PROMPT -> The records are to be restated in their entirety, word for word.

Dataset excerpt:
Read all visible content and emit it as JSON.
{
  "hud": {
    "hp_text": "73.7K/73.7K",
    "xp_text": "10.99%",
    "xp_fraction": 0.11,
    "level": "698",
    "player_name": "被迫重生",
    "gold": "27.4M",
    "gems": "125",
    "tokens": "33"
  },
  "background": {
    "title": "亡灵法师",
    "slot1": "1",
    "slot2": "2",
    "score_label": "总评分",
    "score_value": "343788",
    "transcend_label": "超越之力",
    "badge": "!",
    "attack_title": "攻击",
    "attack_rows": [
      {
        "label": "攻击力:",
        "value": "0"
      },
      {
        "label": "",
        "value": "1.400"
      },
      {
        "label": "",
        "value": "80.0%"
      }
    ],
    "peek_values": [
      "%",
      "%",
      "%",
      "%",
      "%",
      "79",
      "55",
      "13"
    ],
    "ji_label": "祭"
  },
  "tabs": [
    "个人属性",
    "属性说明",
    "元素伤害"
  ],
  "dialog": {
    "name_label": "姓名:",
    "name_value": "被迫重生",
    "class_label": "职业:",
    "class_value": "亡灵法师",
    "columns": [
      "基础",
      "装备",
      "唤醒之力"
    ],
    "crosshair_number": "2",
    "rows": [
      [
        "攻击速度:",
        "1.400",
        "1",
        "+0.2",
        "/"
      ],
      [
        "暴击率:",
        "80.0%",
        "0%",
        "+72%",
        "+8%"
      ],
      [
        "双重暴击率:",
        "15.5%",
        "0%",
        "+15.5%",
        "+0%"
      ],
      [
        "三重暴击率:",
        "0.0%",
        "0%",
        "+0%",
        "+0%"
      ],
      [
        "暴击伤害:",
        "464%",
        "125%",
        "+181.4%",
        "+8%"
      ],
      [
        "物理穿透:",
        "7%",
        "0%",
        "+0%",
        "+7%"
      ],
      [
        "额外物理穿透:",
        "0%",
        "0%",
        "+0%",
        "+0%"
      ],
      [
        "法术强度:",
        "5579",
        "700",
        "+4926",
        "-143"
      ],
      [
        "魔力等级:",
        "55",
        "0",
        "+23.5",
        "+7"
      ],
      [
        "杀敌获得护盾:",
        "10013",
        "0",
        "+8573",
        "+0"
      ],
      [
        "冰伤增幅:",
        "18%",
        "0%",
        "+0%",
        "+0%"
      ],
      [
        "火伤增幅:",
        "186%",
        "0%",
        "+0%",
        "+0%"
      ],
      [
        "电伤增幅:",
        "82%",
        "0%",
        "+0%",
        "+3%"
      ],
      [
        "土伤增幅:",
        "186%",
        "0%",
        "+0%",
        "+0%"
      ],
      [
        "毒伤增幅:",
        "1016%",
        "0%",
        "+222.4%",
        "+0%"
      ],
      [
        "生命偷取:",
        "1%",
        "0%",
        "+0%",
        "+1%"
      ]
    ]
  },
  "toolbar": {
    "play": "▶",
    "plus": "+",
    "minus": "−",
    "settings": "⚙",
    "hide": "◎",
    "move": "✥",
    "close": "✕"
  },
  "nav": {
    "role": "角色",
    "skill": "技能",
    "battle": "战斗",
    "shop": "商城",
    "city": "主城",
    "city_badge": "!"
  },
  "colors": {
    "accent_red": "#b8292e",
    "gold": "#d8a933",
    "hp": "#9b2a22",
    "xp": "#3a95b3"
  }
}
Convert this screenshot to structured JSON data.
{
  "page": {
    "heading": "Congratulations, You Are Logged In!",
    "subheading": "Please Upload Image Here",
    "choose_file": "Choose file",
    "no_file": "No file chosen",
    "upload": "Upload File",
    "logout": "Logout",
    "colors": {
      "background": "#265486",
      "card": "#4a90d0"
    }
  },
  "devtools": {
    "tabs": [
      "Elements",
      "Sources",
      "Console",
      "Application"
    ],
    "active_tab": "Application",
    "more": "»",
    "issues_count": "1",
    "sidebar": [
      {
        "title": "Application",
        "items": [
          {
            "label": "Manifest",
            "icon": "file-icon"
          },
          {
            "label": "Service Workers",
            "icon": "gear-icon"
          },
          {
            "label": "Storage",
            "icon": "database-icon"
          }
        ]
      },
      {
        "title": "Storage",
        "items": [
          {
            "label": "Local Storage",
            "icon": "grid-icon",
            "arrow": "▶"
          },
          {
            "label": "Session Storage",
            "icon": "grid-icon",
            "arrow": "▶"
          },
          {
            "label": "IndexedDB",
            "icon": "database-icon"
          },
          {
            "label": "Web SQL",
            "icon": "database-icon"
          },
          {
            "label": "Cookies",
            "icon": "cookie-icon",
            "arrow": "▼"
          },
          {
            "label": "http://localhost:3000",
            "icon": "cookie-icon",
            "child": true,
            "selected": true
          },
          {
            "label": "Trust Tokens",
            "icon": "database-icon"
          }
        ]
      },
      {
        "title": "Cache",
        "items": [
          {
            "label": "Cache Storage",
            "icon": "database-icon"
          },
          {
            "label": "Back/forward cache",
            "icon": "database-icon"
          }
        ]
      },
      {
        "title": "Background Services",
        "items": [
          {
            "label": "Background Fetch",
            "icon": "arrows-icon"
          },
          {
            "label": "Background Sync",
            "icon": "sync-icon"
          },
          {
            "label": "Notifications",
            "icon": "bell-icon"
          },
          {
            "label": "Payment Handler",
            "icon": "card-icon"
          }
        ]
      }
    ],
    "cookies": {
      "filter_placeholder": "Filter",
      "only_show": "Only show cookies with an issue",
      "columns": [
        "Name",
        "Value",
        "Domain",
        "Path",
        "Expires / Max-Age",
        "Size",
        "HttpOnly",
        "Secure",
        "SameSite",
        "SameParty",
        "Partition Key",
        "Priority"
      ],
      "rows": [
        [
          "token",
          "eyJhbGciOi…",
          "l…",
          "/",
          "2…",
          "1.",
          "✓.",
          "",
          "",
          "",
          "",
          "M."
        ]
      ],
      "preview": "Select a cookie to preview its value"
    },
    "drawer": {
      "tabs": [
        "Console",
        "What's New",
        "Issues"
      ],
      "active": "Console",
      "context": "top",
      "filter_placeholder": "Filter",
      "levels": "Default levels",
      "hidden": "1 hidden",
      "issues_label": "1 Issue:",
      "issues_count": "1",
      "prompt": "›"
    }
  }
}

TASK ANSWER ->
Read all visible content and emit it as JSON.
{
  "hud": {
    "hp_text": "73.7K/73.7K",
    "xp_text": "10.99%",
    "xp_fraction": 0.11,
    "level": "698",
    "player_name": "被迫重生",
    "gold": "27.4M",
    "gems": "125",
    "tokens": "33"
  },
  "background": {
    "title": "亡灵法师",
    "slot1": "1",
    "slot2": "2",
    "score_label": "总评分",
    "score_value": "343788",
    "transcend_label": "超越之力",
    "badge": "!",
    "attack_title": "攻击",
    "attack_rows": [
      {
        "label": "攻击力:",
        "value": "0"
      },
      {
        "label": "",
        "value": "1.400"
      },
      {
        "label": "",
        "value": "80.0%"
      }
    ],
    "peek_values": [
      "%",
      "%",
      "%",
      "%",
      "%",
      "79",
      "55",
      "13"
    ],
    "ji_label": "祭"
  },
  "tabs": [
    "个人属性",
    "属性说明",
    "元素伤害"
  ],
  "dialog": {
    "name_label": "姓名:",
    "name_value": "被迫重生",
    "class_label": "职业:",
    "class_value": "亡灵法师",
    "columns": [
      "基础",
      "装备",
      "唤醒之力"
    ],
    "crosshair_number": "2",
    "rows": [
      [
        "攻击速度:",
        "1.400",
        "1",
        "+0.2",
        "/"
      ],
      [
        "暴击率:",
        "80.0%",
        "0%",
        "+72%",
        "+8%"
      ],
      [
        "双重暴击率:",
        "15.5%",
        "0%",
        "+15.5%",
        "+0%"
      ],
      [
        "三重暴击率:",
        "0.0%",
        "0%",
        "+0%",
        "+0%"
      ],
      [
        "暴击伤害:",
        "464%",
        "125%",
        "+181.4%",
        "+8%"
      ],
      [
        "物理穿透:",
        "7%",
        "0%",
        "+0%",
        "+7%"
      ],
      [
        "额外物理穿透:",
        "0%",
        "0%",
        "+0%",
        "+0%"
      ],
      [
        "法术强度:",
        "5579",
        "700",
        "+4926",
        "-143"
      ],
      [
        "魔力等级:",
        "55",
        "0",
        "+23.5",
        "+7"
      ],
      [
        "杀敌获得护盾:",
        "10013",
        "0",
        "+8573",
        "+0"
      ],
      [
        "冰伤增幅:",
        "18%",
        "0%",
        "+0%",
        "+0%"
      ],
      [
        "火伤增幅:",
        "186%",
        "0%",
        "+0%",
        "+0%"
      ],
      [
        "电伤增幅:",
        "82%",
        "0%",
        "+0%",
        "+3%"
      ],
      [
        "土伤增幅:",
        "186%",
        "0%",
        "+0%",
        "+0%"
      ],
      [
        "毒伤增幅:",
        "1016%",
        "0%",
        "+222.4%",
        "+0%"
      ],
      [
        "生命偷取:",
        "1%",
        "0%",
        "+0%",
        "+1%"
      ]
    ]
  },
  "toolbar": {
    "play": "▶",
    "plus": "+",
    "minus": "−",
    "settings": "⚙",
    "hide": "◎",
    "move": "✥",
    "close": "✕"
  },
  "nav": {
    "role": "角色",
    "skill": "技能",
    "battle": "战斗",
    "shop": "商城",
    "city": "主城",
    "city_badge": "!"
  },
  "colors": {
    "accent_red": "#b8292e",
    "gold": "#d8a933",
    "hp": "#9b2a22",
    "xp": "#3a95b3"
  }
}
Convert this screenshot to structured JSON data.
{
  "page": {
    "heading": "Congratulations, You Are Logged In!",
    "subheading": "Please Upload Image Here",
    "choose_file": "Choose file",
    "no_file": "No file chosen",
    "upload": "Upload File",
    "logout": "Logout",
    "colors": {
      "background": "#265486",
      "card": "#4a90d0"
    }
  },
  "devtools": {
    "tabs": [
      "Elements",
      "Sources",
      "Console",
      "Application"
    ],
    "active_tab": "Application",
    "more": "»",
    "issues_count": "1",
    "sidebar": [
      {
        "title": "Application",
        "items": [
          {
            "label": "Manifest",
            "icon": "file-icon"
          },
          {
            "label": "Service Workers",
            "icon": "gear-icon"
          },
          {
            "label": "Storage",
            "icon": "database-icon"
          }
        ]
      },
      {
        "title": "Storage",
        "items": [
          {
            "label": "Local Storage",
            "icon": "grid-icon",
            "arrow": "▶"
          },
          {
            "label": "Session Storage",
            "icon": "grid-icon",
            "arrow": "▶"
          },
          {
            "label": "IndexedDB",
            "icon": "database-icon"
          },
          {
            "label": "Web SQL",
            "icon": "database-icon"
          },
          {
            "label": "Cookies",
            "icon": "cookie-icon",
            "arrow": "▼"
          },
          {
            "label": "http://localhost:3000",
            "icon": "cookie-icon",
            "child": true,
            "selected": true
          },
          {
            "label": "Trust Tokens",
            "icon": "database-icon"
          }
        ]
      },
      {
        "title": "Cache",
        "items": [
          {
            "label": "Cache Storage",
            "icon": "database-icon"
          },
          {
            "label": "Back/forward cache",
            "icon": "database-icon"
          }
        ]
      },
      {
        "title": "Background Services",
        "items": [
          {
            "label": "Background Fetch",
            "icon": "arrows-icon"
          },
          {
            "label": "Background Sync",
            "icon": "sync-icon"
          },
          {
            "label": "Notifications",
            "icon": "bell-icon"
          },
          {
            "label": "Payment Handler",
            "icon": "card-icon"
          }
        ]
      }
    ],
    "cookies": {
      "filter_placeholder": "Filter",
      "only_show": "Only show cookies with an issue",
      "columns": [
        "Name",
        "Value",
        "Domain",
        "Path",
        "Expires / Max-Age",
        "Size",
        "HttpOnly",
        "Secure",
        "SameSite",
        "SameParty",
        "Partition Key",
        "Priority"
      ],
      "rows": [
        [
          "token",
          "eyJhbGciOi…",
          "l…",
          "/",
          "2…",
          "1.",
          "✓.",
          "",
          "",
          "",
          "",
          "M."
        ]
      ],
      "preview": "Select a cookie to preview its value"
    },
    "drawer": {
      "tabs": [
        "Console",
        "What's New",
        "Issues"
      ],
      "active": "Console",
      "context": "top",
      "filter_placeholder": "Filter",
      "levels": "Default levels",
      "hidden": "1 hidden",
      "issues_label": "1 Issue:",
      "issues_count": "1",
      "prompt": "›"
    }
  }
}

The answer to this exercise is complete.